[Dataset entries]
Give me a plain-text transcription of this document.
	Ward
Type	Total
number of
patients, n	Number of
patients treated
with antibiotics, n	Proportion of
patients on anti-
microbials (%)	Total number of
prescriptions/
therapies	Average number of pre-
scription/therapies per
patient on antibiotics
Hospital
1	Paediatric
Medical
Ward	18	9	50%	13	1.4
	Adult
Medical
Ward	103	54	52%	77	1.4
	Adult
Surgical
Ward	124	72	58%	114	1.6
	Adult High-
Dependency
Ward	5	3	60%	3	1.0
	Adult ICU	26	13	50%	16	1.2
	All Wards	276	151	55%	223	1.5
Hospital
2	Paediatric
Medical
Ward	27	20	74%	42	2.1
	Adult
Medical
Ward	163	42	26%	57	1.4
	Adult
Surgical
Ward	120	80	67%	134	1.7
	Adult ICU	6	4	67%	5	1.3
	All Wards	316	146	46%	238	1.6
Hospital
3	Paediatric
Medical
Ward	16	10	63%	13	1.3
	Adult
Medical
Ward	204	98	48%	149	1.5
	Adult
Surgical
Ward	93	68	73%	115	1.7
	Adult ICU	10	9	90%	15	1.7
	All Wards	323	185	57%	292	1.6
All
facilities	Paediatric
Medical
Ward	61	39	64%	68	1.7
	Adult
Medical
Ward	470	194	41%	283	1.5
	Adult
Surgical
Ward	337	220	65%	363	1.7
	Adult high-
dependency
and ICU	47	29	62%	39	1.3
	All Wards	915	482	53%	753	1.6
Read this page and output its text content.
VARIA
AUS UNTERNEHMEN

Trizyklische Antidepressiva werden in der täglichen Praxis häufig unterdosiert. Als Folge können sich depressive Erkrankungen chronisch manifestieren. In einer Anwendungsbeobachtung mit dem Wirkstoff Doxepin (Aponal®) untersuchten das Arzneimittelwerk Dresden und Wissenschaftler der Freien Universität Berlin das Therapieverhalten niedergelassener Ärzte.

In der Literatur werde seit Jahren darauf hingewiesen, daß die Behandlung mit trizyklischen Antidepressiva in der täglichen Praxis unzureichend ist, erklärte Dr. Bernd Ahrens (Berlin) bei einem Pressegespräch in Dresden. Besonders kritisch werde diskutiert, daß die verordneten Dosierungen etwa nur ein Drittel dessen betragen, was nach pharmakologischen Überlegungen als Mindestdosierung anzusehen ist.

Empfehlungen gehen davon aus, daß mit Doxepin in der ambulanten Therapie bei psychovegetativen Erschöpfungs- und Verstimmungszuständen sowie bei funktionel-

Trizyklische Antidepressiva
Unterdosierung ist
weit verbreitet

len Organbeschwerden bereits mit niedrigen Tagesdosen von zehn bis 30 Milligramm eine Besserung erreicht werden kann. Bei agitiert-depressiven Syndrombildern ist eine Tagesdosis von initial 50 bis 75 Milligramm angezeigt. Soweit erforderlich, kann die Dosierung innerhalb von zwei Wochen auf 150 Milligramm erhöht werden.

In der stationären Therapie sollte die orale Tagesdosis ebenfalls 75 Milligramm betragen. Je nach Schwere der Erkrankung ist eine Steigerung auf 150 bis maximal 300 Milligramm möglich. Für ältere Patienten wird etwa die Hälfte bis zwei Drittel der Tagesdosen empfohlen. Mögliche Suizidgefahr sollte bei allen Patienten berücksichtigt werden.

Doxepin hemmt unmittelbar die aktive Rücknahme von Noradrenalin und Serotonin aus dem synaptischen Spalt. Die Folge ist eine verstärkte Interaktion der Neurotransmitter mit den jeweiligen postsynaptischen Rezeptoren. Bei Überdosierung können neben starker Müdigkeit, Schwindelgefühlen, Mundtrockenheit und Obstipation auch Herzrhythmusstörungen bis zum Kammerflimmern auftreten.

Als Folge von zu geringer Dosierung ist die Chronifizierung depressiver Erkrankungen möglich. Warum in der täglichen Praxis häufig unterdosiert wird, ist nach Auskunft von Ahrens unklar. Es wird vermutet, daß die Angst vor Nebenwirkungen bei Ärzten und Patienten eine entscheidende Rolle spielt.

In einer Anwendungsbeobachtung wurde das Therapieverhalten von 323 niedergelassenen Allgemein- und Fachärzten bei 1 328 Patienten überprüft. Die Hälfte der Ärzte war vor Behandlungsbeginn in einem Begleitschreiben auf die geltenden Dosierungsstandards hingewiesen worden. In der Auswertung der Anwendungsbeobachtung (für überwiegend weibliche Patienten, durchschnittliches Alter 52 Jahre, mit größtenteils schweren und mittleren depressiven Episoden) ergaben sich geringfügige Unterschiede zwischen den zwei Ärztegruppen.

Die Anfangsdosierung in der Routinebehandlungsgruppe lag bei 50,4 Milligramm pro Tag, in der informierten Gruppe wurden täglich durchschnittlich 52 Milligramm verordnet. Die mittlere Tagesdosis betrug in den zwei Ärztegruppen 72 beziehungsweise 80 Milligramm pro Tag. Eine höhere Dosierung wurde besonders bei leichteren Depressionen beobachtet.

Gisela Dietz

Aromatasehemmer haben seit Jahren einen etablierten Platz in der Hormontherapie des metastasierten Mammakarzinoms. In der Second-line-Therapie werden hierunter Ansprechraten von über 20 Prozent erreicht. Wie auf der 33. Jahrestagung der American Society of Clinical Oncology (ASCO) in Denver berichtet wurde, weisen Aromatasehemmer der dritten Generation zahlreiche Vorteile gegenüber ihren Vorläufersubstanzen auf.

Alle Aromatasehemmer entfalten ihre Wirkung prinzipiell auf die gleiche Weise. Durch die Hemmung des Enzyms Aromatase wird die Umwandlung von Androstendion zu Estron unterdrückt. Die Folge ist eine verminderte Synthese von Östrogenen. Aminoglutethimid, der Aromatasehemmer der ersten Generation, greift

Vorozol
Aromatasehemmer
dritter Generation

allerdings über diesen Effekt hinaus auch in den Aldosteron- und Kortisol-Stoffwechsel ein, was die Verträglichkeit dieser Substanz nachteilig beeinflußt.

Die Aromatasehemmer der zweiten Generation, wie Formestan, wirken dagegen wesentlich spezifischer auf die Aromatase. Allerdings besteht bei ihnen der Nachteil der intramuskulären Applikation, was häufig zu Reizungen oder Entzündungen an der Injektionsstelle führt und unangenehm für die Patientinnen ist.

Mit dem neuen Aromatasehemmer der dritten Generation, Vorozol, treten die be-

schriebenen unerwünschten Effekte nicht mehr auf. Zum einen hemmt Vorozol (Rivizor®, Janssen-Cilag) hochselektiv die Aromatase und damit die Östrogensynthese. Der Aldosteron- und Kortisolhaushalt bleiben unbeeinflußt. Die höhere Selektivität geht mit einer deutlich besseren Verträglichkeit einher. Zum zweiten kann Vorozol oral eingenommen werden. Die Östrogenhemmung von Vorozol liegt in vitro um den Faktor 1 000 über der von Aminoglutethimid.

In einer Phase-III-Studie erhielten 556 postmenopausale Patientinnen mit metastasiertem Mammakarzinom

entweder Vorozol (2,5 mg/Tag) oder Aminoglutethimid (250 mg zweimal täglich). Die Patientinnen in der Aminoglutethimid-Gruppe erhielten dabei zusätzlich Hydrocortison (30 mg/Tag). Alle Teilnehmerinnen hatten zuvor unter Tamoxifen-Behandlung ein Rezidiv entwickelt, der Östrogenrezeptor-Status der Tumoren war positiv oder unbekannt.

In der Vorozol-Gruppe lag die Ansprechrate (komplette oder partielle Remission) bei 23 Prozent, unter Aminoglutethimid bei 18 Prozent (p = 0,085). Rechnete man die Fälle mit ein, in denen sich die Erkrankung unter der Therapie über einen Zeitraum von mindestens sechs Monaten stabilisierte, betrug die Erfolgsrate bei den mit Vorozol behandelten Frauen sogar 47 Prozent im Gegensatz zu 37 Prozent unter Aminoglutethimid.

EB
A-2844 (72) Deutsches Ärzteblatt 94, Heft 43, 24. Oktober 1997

*Problem*. Checking each line above, count the ones that hold the word "Anwendungsbeobachtung" and state the total alone.

*Written response*. 2